▸ DATA IN THIS EXERCISE

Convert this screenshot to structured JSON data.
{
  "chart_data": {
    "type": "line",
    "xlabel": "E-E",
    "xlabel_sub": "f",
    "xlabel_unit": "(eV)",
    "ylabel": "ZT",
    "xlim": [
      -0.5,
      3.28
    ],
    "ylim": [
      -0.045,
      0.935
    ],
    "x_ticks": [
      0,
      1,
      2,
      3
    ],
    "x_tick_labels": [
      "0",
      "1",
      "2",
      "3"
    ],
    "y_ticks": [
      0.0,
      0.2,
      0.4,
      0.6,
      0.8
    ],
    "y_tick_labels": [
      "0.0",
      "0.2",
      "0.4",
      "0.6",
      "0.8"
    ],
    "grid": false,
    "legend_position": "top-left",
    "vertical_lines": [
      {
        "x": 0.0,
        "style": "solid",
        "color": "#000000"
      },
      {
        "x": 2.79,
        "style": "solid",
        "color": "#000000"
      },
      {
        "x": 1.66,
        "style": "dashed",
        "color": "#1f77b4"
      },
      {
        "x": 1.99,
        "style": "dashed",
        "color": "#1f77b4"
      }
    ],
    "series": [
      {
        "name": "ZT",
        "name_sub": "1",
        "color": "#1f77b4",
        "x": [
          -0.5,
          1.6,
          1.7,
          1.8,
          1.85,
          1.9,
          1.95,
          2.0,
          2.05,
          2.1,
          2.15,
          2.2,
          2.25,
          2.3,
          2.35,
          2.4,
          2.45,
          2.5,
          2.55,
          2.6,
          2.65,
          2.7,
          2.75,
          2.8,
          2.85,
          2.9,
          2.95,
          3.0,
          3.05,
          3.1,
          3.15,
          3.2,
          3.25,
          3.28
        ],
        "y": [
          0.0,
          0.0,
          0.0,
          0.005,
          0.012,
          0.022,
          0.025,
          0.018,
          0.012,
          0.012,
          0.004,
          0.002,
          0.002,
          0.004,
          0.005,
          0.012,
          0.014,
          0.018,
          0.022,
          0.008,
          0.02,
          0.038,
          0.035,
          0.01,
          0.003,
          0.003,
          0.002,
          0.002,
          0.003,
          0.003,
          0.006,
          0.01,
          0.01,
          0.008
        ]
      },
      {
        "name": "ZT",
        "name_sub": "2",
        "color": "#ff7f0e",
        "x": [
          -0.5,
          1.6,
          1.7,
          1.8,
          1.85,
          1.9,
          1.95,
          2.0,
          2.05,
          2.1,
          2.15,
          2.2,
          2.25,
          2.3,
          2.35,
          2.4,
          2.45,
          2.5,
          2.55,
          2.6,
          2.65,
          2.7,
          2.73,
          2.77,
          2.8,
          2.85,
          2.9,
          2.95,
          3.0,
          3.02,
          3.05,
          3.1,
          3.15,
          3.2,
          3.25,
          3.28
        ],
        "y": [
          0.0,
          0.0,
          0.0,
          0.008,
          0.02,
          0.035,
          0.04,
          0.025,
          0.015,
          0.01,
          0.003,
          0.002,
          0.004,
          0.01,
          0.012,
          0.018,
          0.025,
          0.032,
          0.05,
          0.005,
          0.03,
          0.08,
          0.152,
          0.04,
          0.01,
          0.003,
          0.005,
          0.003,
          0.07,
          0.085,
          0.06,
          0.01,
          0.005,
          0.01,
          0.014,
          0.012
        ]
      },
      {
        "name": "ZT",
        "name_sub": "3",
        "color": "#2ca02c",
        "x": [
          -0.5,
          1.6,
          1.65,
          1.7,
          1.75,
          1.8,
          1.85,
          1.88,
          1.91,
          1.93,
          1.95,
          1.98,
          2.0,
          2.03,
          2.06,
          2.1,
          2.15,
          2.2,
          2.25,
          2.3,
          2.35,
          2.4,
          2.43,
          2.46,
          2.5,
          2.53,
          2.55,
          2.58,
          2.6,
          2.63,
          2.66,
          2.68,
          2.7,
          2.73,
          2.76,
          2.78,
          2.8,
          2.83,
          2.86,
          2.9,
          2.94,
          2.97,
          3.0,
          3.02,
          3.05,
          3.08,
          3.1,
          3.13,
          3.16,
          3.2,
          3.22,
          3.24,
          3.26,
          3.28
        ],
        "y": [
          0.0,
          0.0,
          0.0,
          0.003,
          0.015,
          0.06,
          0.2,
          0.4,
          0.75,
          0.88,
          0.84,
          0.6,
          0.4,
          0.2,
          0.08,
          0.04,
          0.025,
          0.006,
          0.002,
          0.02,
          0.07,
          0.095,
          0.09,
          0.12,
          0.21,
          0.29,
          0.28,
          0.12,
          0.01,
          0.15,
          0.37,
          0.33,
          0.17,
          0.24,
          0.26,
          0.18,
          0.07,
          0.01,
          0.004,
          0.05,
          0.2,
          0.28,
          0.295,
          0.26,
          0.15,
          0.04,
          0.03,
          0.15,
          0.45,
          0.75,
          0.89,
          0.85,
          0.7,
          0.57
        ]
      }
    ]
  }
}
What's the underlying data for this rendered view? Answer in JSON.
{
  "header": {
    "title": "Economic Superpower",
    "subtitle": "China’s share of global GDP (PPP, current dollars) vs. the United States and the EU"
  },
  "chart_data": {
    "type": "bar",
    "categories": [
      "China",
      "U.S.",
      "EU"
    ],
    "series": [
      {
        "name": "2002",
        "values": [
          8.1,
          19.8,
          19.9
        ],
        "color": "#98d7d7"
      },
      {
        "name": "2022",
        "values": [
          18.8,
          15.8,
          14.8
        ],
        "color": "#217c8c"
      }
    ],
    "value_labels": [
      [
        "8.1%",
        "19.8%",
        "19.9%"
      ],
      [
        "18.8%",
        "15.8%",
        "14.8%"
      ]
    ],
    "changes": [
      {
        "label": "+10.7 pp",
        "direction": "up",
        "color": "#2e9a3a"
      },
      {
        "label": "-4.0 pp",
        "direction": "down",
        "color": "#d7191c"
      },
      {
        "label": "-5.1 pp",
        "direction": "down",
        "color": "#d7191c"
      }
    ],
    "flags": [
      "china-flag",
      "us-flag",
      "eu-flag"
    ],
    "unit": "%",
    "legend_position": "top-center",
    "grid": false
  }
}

▸ WRITTEN EXERCISE
Every line of the records above needs to be given again exactly.

▸ REPLY TO THE TASK
Convert this screenshot to structured JSON data.
{
  "chart_data": {
    "type": "line",
    "xlabel": "E-E",
    "xlabel_sub": "f",
    "xlabel_unit": "(eV)",
    "ylabel": "ZT",
    "xlim": [
      -0.5,
      3.28
    ],
    "ylim": [
      -0.045,
      0.935
    ],
    "x_ticks": [
      0,
      1,
      2,
      3
    ],
    "x_tick_labels": [
      "0",
      "1",
      "2",
      "3"
    ],
    "y_ticks": [
      0.0,
      0.2,
      0.4,
      0.6,
      0.8
    ],
    "y_tick_labels": [
      "0.0",
      "0.2",
      "0.4",
      "0.6",
      "0.8"
    ],
    "grid": false,
    "legend_position": "top-left",
    "vertical_lines": [
      {
        "x": 0.0,
        "style": "solid",
        "color": "#000000"
      },
      {
        "x": 2.79,
        "style": "solid",
        "color": "#000000"
      },
      {
        "x": 1.66,
        "style": "dashed",
        "color": "#1f77b4"
      },
      {
        "x": 1.99,
        "style": "dashed",
        "color": "#1f77b4"
      }
    ],
    "series": [
      {
        "name": "ZT",
        "name_sub": "1",
        "color": "#1f77b4",
        "x": [
          -0.5,
          1.6,
          1.7,
          1.8,
          1.85,
          1.9,
          1.95,
          2.0,
          2.05,
          2.1,
          2.15,
          2.2,
          2.25,
          2.3,
          2.35,
          2.4,
          2.45,
          2.5,
          2.55,
          2.6,
          2.65,
          2.7,
          2.75,
          2.8,
          2.85,
          2.9,
          2.95,
          3.0,
          3.05,
          3.1,
          3.15,
          3.2,
          3.25,
          3.28
        ],
        "y": [
          0.0,
          0.0,
          0.0,
          0.005,
          0.012,
          0.022,
          0.025,
          0.018,
          0.012,
          0.012,
          0.004,
          0.002,
          0.002,
          0.004,
          0.005,
          0.012,
          0.014,
          0.018,
          0.022,
          0.008,
          0.02,
          0.038,
          0.035,
          0.01,
          0.003,
          0.003,
          0.002,
          0.002,
          0.003,
          0.003,
          0.006,
          0.01,
          0.01,
          0.008
        ]
      },
      {
        "name": "ZT",
        "name_sub": "2",
        "color": "#ff7f0e",
        "x": [
          -0.5,
          1.6,
          1.7,
          1.8,
          1.85,
          1.9,
          1.95,
          2.0,
          2.05,
          2.1,
          2.15,
          2.2,
          2.25,
          2.3,
          2.35,
          2.4,
          2.45,
          2.5,
          2.55,
          2.6,
          2.65,
          2.7,
          2.73,
          2.77,
          2.8,
          2.85,
          2.9,
          2.95,
          3.0,
          3.02,
          3.05,
          3.1,
          3.15,
          3.2,
          3.25,
          3.28
        ],
        "y": [
          0.0,
          0.0,
          0.0,
          0.008,
          0.02,
          0.035,
          0.04,
          0.025,
          0.015,
          0.01,
          0.003,
          0.002,
          0.004,
          0.01,
          0.012,
          0.018,
          0.025,
          0.032,
          0.05,
          0.005,
          0.03,
          0.08,
          0.152,
          0.04,
          0.01,
          0.003,
          0.005,
          0.003,
          0.07,
          0.085,
          0.06,
          0.01,
          0.005,
          0.01,
          0.014,
          0.012
        ]
      },
      {
        "name": "ZT",
        "name_sub": "3",
        "color": "#2ca02c",
        "x": [
          -0.5,
          1.6,
          1.65,
          1.7,
          1.75,
          1.8,
          1.85,
          1.88,
          1.91,
          1.93,
          1.95,
          1.98,
          2.0,
          2.03,
          2.06,
          2.1,
          2.15,
          2.2,
          2.25,
          2.3,
          2.35,
          2.4,
          2.43,
          2.46,
          2.5,
          2.53,
          2.55,
          2.58,
          2.6,
          2.63,
          2.66,
          2.68,
          2.7,
          2.73,
          2.76,
          2.78,
          2.8,
          2.83,
          2.86,
          2.9,
          2.94,
          2.97,
          3.0,
          3.02,
          3.05,
          3.08,
          3.1,
          3.13,
          3.16,
          3.2,
          3.22,
          3.24,
          3.26,
          3.28
        ],
        "y": [
          0.0,
          0.0,
          0.0,
          0.003,
          0.015,
          0.06,
          0.2,
          0.4,
          0.75,
          0.88,
          0.84,
          0.6,
          0.4,
          0.2,
          0.08,
          0.04,
          0.025,
          0.006,
          0.002,
          0.02,
          0.07,
          0.095,
          0.09,
          0.12,
          0.21,
          0.29,
          0.28,
          0.12,
          0.01,
          0.15,
          0.37,
          0.33,
          0.17,
          0.24,
          0.26,
          0.18,
          0.07,
          0.01,
          0.004,
          0.05,
          0.2,
          0.28,
          0.295,
          0.26,
          0.15,
          0.04,
          0.03,
          0.15,
          0.45,
          0.75,
          0.89,
          0.85,
          0.7,
          0.57
        ]
      }
    ]
  }
}
What's the underlying data for this rendered view? Answer in JSON.
{
  "header": {
    "title": "Economic Superpower",
    "subtitle": "China’s share of global GDP (PPP, current dollars) vs. the United States and the EU"
  },
  "chart_data": {
    "type": "bar",
    "categories": [
      "China",
      "U.S.",
      "EU"
    ],
    "series": [
      {
        "name": "2002",
        "values": [
          8.1,
          19.8,
          19.9
        ],
        "color": "#98d7d7"
      },
      {
        "name": "2022",
        "values": [
          18.8,
          15.8,
          14.8
        ],
        "color": "#217c8c"
      }
    ],
    "value_labels": [
      [
        "8.1%",
        "19.8%",
        "19.9%"
      ],
      [
        "18.8%",
        "15.8%",
        "14.8%"
      ]
    ],
    "changes": [
      {
        "label": "+10.7 pp",
        "direction": "up",
        "color": "#2e9a3a"
      },
      {
        "label": "-4.0 pp",
        "direction": "down",
        "color": "#d7191c"
      },
      {
        "label": "-5.1 pp",
        "direction": "down",
        "color": "#d7191c"
      }
    ],
    "flags": [
      "china-flag",
      "us-flag",
      "eu-flag"
    ],
    "unit": "%",
    "legend_position": "top-center",
    "grid": false
  }
}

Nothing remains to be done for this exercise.